═══ Records shown

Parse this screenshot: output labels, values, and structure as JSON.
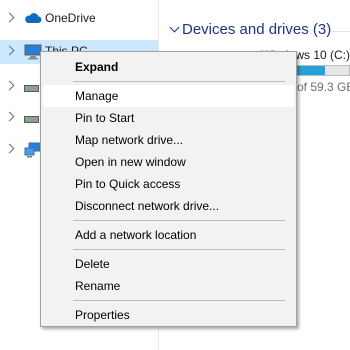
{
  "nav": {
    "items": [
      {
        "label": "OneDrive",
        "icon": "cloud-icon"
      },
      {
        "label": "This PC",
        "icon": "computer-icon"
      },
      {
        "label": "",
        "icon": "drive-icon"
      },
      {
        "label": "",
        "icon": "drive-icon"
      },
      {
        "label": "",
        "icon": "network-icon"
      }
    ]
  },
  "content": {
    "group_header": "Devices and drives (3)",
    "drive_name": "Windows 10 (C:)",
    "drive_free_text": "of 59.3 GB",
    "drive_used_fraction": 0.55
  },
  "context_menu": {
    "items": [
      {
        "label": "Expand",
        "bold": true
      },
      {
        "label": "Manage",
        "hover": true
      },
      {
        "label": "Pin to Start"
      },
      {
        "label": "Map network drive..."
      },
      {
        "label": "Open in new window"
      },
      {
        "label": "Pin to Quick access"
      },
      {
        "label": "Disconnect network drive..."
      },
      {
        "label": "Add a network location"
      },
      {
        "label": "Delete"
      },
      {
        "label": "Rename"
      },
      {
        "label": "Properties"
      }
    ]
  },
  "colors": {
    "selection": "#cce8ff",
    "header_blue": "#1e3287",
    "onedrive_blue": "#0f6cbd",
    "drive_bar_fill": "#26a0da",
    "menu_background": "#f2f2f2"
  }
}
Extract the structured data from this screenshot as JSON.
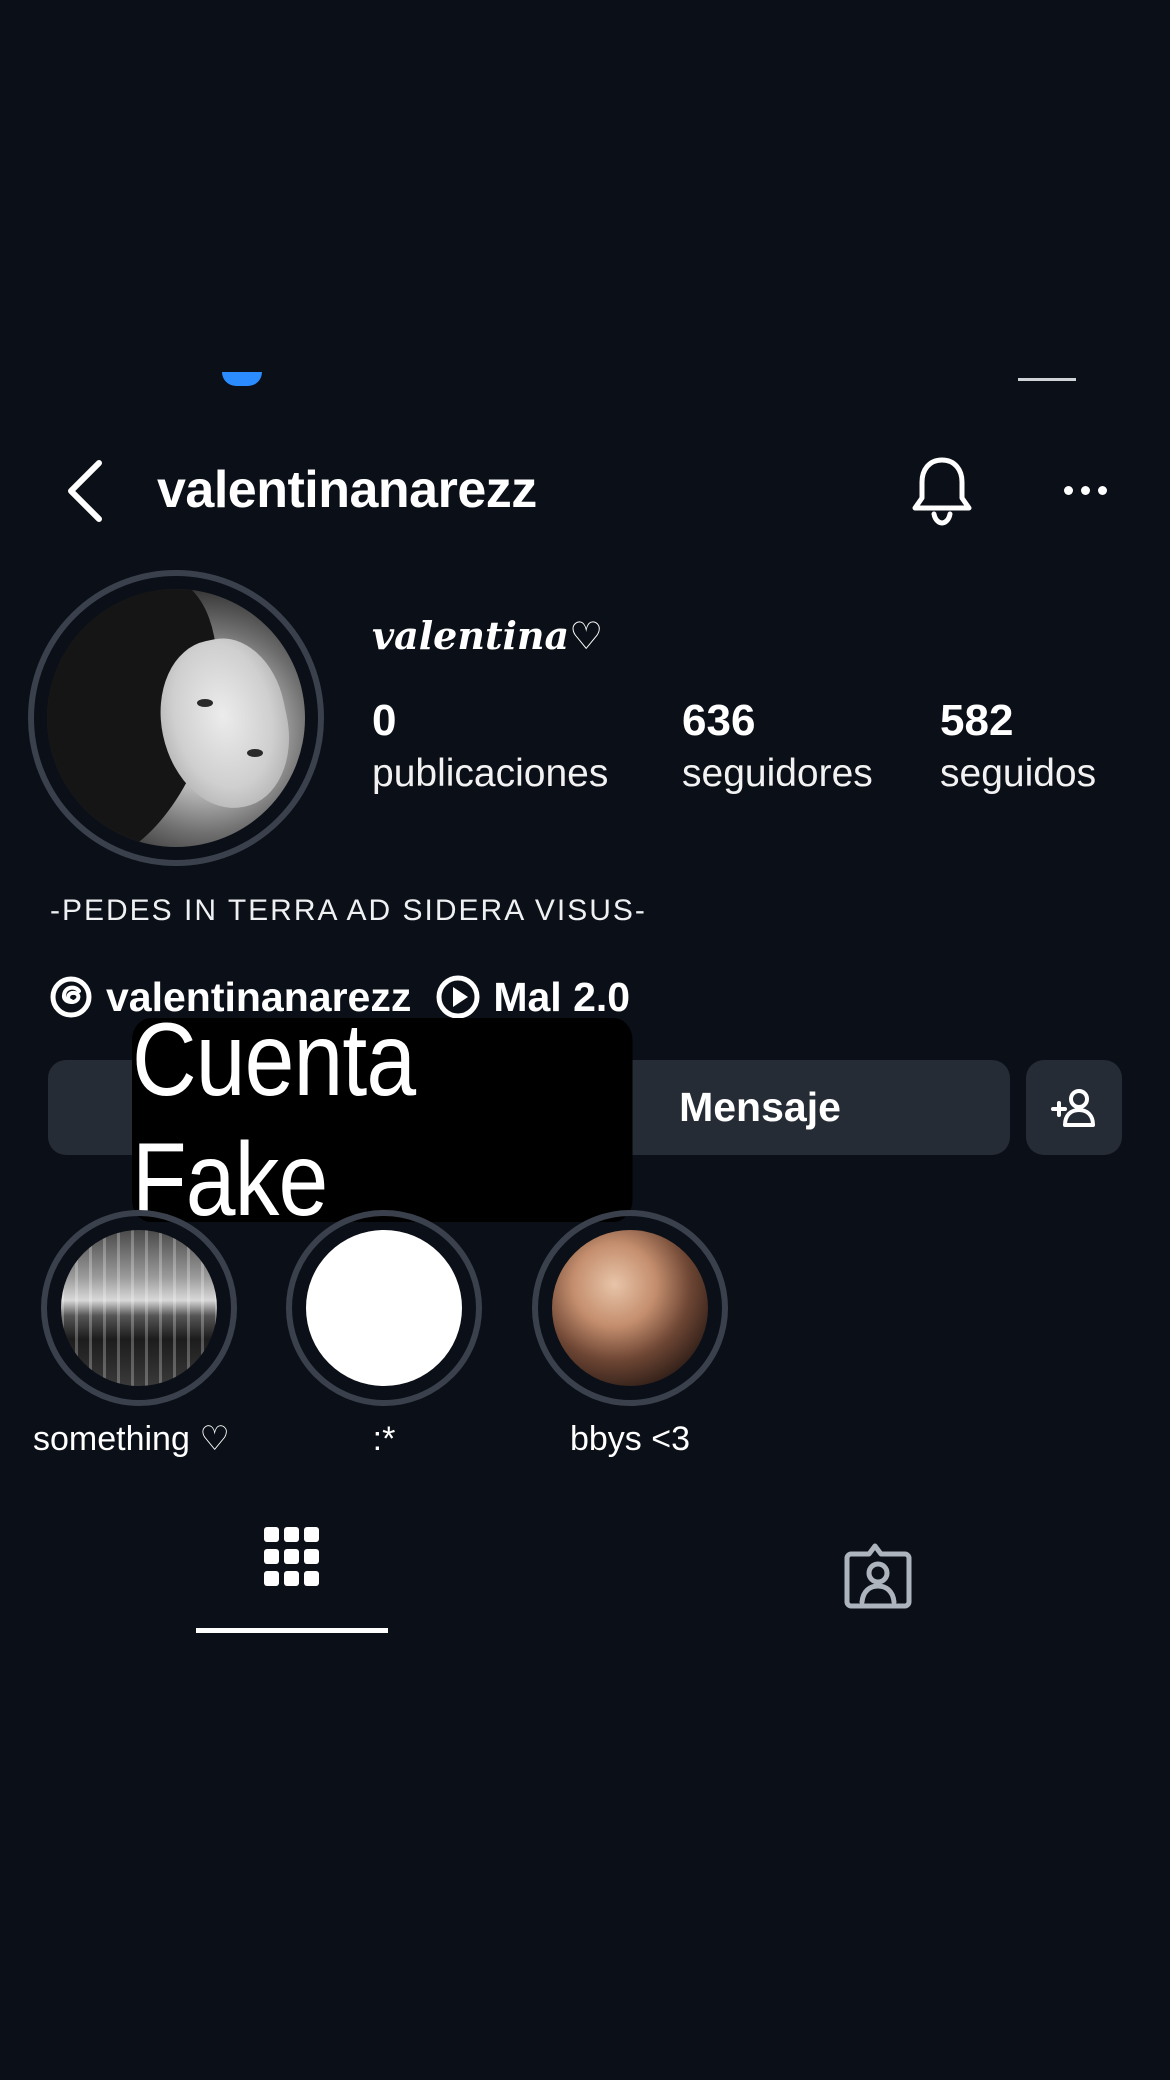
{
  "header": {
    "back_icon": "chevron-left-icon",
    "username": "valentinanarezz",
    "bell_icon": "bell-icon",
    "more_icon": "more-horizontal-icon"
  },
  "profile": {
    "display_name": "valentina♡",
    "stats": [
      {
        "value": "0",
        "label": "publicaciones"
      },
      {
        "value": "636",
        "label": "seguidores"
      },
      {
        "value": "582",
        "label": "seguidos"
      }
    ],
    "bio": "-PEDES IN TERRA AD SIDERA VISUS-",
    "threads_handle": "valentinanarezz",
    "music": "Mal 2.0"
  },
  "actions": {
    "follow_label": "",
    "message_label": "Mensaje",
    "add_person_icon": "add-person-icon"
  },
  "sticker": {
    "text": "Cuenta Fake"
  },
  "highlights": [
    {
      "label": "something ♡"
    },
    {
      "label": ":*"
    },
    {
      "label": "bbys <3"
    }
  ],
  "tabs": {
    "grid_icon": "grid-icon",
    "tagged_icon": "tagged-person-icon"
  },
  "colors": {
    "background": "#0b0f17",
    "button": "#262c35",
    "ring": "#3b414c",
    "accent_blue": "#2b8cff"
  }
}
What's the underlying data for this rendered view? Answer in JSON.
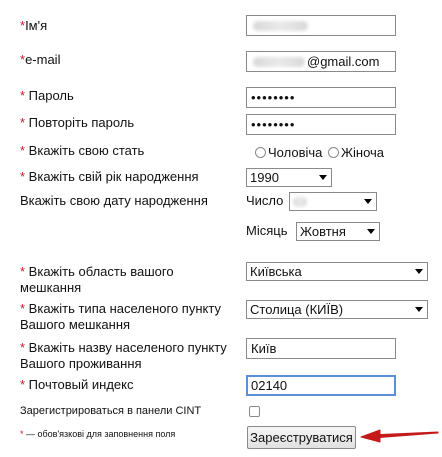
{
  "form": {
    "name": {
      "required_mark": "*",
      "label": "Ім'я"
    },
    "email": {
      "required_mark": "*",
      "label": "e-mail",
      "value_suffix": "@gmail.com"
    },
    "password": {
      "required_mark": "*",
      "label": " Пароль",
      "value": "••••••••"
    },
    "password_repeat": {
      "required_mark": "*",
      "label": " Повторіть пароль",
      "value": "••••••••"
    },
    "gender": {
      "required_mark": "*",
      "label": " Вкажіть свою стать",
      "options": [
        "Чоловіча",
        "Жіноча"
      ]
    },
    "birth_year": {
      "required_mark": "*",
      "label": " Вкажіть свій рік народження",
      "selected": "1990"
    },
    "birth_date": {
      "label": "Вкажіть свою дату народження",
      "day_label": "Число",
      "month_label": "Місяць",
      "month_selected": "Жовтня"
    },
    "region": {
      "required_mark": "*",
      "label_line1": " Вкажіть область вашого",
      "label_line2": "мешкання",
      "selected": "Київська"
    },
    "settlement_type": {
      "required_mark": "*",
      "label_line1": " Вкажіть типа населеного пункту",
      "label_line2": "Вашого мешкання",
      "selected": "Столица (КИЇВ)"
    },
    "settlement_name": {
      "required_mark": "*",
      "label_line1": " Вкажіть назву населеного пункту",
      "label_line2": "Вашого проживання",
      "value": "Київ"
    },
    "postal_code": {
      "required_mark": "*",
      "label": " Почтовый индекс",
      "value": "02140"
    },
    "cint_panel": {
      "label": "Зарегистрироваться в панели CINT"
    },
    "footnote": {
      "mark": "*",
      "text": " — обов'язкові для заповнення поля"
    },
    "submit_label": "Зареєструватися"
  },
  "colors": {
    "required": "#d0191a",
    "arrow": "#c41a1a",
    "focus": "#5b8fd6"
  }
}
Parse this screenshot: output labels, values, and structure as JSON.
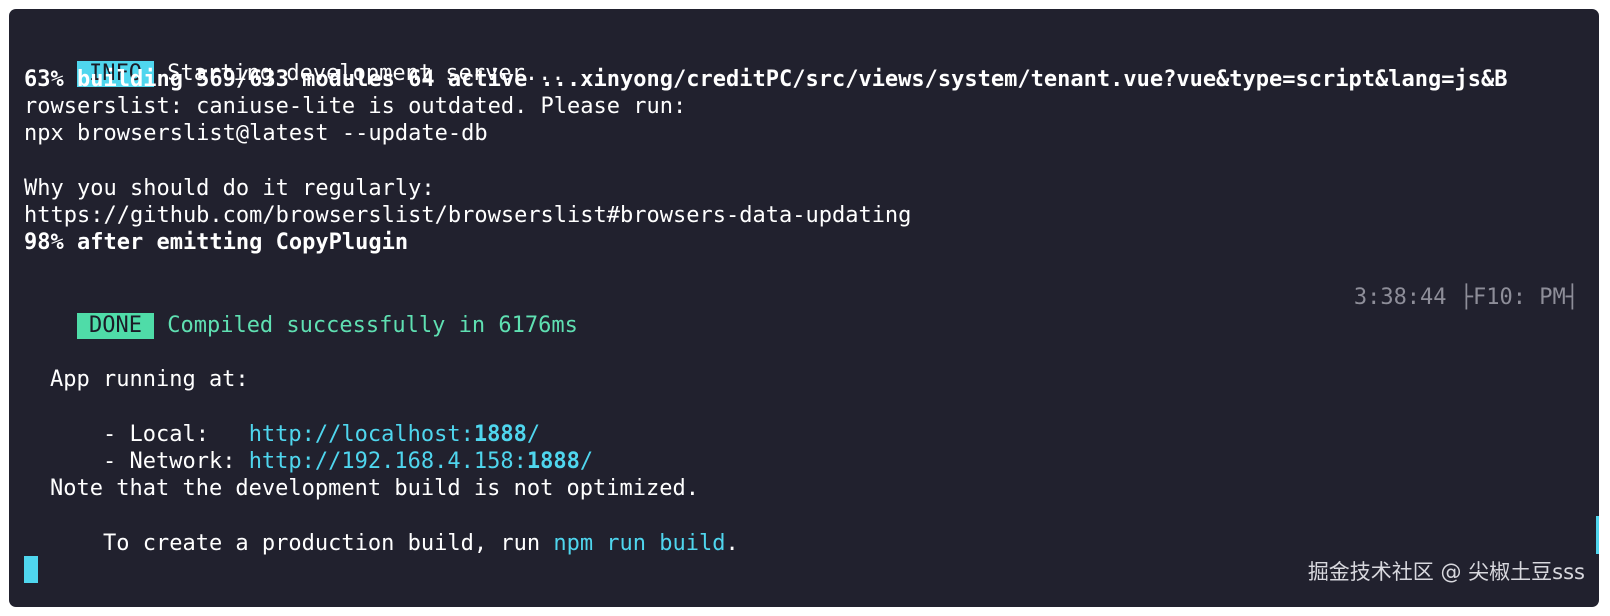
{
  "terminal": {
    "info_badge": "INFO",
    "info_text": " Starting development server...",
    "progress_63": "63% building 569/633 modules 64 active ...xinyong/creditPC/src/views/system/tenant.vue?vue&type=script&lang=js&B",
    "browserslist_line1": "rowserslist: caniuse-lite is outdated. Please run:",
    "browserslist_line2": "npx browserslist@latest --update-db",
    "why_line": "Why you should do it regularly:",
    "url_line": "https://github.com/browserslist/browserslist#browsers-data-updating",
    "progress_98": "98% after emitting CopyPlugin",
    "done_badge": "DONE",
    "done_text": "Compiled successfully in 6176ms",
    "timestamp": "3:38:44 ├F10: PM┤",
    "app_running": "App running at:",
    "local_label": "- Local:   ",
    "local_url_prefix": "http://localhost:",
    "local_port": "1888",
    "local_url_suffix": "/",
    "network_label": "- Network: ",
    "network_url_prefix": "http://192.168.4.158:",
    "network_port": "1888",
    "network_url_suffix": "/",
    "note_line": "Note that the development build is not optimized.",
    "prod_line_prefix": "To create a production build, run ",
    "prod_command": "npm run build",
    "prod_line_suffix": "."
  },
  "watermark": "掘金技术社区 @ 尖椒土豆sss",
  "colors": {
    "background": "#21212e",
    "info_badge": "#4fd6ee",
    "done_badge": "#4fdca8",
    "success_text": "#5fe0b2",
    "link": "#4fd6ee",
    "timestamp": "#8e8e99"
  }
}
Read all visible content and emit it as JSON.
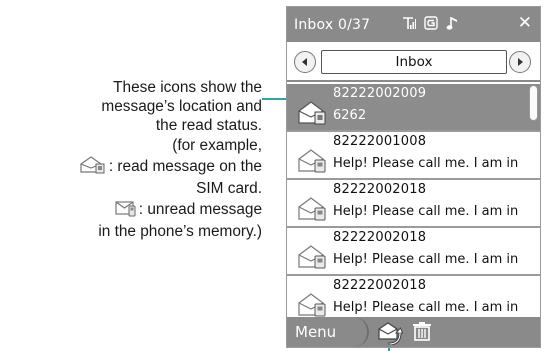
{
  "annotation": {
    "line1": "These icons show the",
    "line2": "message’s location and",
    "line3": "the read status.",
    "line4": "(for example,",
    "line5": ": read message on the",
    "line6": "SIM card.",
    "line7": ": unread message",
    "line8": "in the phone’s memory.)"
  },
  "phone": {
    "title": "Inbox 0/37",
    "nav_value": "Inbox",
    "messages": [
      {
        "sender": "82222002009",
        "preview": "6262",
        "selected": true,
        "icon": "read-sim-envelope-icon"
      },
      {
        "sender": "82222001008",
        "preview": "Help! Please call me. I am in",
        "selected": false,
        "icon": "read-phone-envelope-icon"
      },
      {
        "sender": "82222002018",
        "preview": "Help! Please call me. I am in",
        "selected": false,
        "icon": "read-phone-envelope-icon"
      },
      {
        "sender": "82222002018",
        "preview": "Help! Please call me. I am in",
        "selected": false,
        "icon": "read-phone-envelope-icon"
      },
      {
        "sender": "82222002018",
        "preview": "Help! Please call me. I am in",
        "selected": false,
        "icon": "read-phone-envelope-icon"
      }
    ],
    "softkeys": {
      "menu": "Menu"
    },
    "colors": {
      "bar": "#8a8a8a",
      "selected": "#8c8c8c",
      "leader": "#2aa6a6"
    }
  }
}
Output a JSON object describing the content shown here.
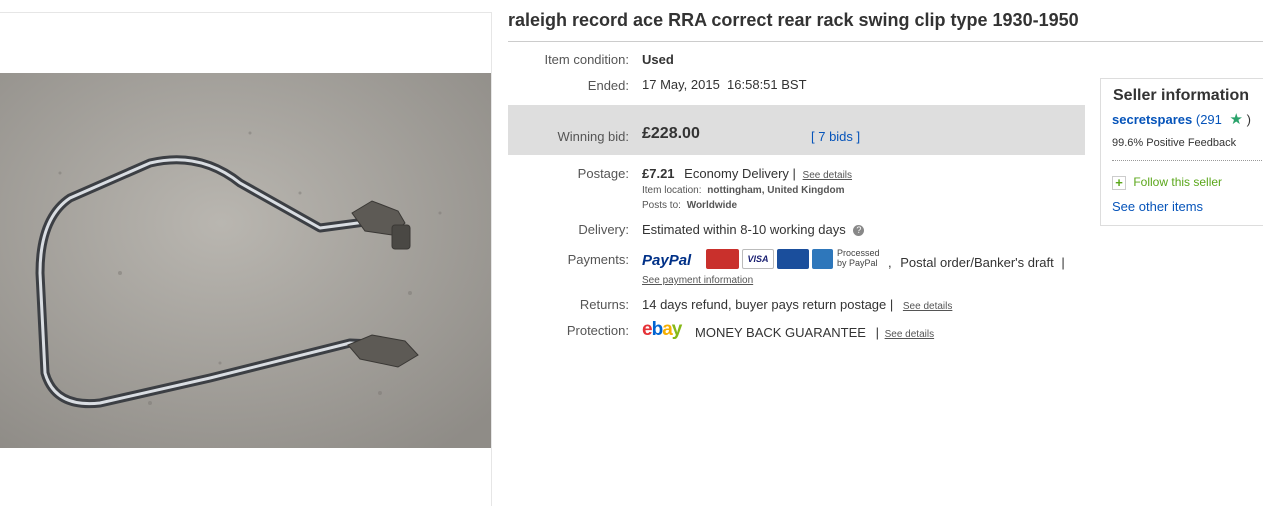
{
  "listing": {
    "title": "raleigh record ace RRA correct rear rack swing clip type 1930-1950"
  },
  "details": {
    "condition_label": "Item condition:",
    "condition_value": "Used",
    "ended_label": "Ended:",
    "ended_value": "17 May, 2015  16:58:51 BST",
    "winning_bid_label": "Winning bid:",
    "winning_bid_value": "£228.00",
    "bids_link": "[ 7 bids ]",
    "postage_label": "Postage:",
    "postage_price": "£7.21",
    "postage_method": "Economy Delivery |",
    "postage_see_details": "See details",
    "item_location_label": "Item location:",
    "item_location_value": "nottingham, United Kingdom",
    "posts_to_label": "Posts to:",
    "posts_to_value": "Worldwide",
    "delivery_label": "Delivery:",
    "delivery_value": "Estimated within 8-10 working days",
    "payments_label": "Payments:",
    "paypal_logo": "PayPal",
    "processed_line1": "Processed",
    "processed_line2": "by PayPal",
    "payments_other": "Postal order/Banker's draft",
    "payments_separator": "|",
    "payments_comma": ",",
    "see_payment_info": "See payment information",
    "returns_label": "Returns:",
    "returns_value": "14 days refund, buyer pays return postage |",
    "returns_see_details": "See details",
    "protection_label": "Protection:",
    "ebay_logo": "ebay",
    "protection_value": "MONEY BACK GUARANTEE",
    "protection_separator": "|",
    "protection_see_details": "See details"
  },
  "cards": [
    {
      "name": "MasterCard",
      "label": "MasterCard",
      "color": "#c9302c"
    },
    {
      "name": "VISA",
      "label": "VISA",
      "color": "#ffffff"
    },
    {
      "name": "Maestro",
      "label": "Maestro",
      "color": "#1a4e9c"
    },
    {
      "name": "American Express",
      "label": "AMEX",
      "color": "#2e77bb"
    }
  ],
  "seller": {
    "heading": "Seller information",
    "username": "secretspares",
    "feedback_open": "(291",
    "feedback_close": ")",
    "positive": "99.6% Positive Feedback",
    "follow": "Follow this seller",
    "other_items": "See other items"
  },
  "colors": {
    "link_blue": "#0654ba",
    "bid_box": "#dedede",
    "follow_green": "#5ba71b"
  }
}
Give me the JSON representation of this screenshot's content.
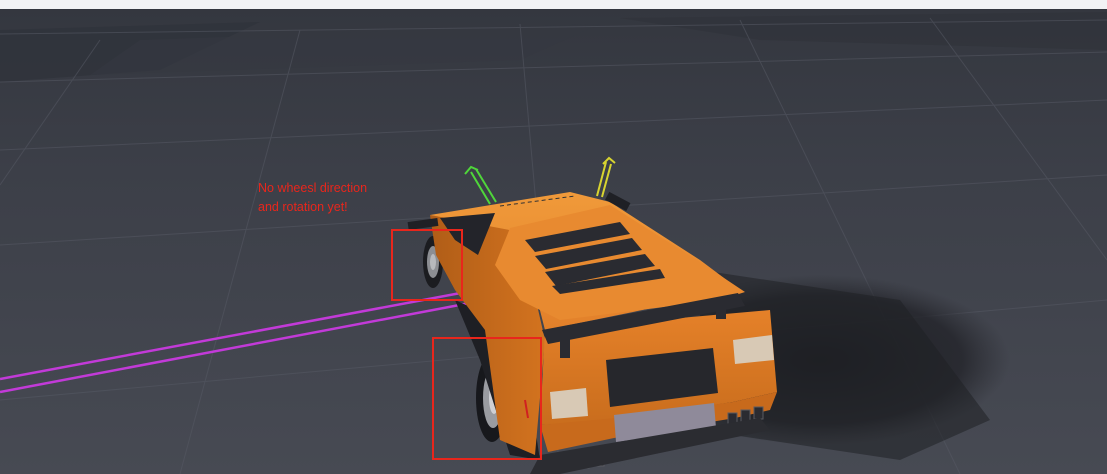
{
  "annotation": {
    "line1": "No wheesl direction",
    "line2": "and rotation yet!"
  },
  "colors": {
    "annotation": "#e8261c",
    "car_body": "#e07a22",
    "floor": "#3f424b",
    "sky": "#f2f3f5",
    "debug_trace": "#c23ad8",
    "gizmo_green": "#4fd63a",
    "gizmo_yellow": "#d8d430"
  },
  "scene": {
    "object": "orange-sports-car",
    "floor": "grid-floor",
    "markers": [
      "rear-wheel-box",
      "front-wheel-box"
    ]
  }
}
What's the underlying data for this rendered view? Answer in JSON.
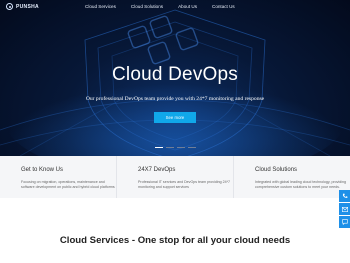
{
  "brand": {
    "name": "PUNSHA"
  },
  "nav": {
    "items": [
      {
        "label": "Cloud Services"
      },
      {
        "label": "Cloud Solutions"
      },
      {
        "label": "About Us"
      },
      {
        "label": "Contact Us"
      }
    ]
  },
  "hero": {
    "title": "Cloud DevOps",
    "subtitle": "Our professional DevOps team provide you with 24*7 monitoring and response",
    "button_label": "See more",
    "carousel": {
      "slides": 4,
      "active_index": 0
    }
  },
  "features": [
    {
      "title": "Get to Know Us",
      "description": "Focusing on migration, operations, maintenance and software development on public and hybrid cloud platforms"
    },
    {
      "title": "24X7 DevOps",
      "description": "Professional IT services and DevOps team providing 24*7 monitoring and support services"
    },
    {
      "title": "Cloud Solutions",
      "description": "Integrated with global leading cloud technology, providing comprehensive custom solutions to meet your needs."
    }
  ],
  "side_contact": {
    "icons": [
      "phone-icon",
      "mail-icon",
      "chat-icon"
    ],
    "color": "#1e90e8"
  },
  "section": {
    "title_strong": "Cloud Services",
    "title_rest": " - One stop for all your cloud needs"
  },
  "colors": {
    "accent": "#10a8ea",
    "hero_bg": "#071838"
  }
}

══════

* Exercise aim *
Using the records above, copy each line that contains "JSON".

* Finished answer *
Parse this screenshot: output labels, values, and structure as JSON.
Extract the structured data from this screenshot as JSON.
What's the underlying data for this rendered view? Answer in JSON.
Parse this screenshot: output labels, values, and structure as JSON.
Read all visible content and emit it as JSON.
Output a JSON object describing the content shown here.
Give me the JSON representation of this screenshot's content.
What's the underlying data for this rendered view? Answer in JSON.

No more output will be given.